= Challenge =
Reproduce the excerpt on post-Zionist thinking from the words "The most improbable" through the words "the twenty-first century...", substituting "unlikely" for "improbable" each time it occurs.

= Excerpt =
## START

Post-Zionist thinking calls the very survival of Israel into question by weakening the ideological fiber of the country. This “collapse of Zionism” can be attributed to Israelis' war weariness, guilt feelings about the “original sin” of Israel's founding, and the adoption of Western anti-nationalist and nihilistic ideas. These ideas are misplaced and dangerous to the State; they could lead to Israel's “liquidation through internal transformation.”

The most improbable story of the twentieth century is the return of the Jews to sovereignty in their original homeland. The establishment of a Jewish state after two thousand years of dispersion and powerlessness is an idea that just a hundred years ago, at the founding of the Zionist movement, seemed delusional. The only thing more improbable is this: That after merely fifty years of independence, the Jews of Israel would tire of it, lose faith in the enterprise, and forfeit their redemption. As things are progressing now, the collapse of Zionism may be the story of the twenty-first century...

 

In a recent essay in Commentary, Daniel Pipes pointed out the remarkable asymmetries, moral and material, in the Middle East today. On the surface, Israel has the appearance of a powerful, almost invincible, Middle East presence. It has a vibrant democracy, a highly developed economy, and continued technological superiority. (It is, for example, one of the world's Internet powers.)

## END

= Records =
## START

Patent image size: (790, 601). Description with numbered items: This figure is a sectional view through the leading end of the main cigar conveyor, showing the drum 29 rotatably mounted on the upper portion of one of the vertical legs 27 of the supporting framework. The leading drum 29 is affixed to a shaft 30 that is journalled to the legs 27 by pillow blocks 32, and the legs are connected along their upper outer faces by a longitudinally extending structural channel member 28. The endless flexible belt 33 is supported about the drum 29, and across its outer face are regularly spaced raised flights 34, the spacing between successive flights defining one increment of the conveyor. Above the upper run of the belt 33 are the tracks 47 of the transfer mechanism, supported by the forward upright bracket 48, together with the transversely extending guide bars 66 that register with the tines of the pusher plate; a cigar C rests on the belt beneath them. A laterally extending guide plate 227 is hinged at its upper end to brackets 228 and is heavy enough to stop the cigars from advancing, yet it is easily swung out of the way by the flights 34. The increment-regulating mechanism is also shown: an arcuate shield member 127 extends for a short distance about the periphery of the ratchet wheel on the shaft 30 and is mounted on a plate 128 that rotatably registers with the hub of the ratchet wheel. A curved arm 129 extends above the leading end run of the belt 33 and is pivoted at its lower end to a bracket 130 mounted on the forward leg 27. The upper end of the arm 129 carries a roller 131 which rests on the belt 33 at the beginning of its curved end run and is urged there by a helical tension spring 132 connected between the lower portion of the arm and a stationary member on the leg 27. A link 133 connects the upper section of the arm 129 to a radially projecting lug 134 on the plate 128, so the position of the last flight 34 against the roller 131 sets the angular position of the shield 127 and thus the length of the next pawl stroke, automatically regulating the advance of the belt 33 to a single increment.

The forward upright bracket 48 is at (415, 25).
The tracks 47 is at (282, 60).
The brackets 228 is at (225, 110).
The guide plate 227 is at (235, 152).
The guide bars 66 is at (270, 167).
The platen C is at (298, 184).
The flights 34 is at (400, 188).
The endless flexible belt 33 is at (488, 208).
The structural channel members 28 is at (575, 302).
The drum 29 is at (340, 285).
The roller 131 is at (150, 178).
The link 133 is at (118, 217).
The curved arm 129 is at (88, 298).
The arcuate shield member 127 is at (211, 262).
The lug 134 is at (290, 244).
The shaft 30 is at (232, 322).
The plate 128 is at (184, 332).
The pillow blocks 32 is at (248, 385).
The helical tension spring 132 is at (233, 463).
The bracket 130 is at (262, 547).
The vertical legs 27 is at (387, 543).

## END

= Worked answer =
The most unlikely story of the twentieth century is the return of the Jews to sovereignty in their original homeland. The establishment of a Jewish state after two thousand years of dispersion and powerlessness is an idea that just a hundred years ago, at the founding of the Zionist movement, seemed delusional. The only thing more unlikely is this: That after merely fifty years of independence, the Jews of Israel would tire of it, lose faith in the enterprise, and forfeit their redemption. As things are progressing now, the collapse of Zionism may be the story of the twenty-first century...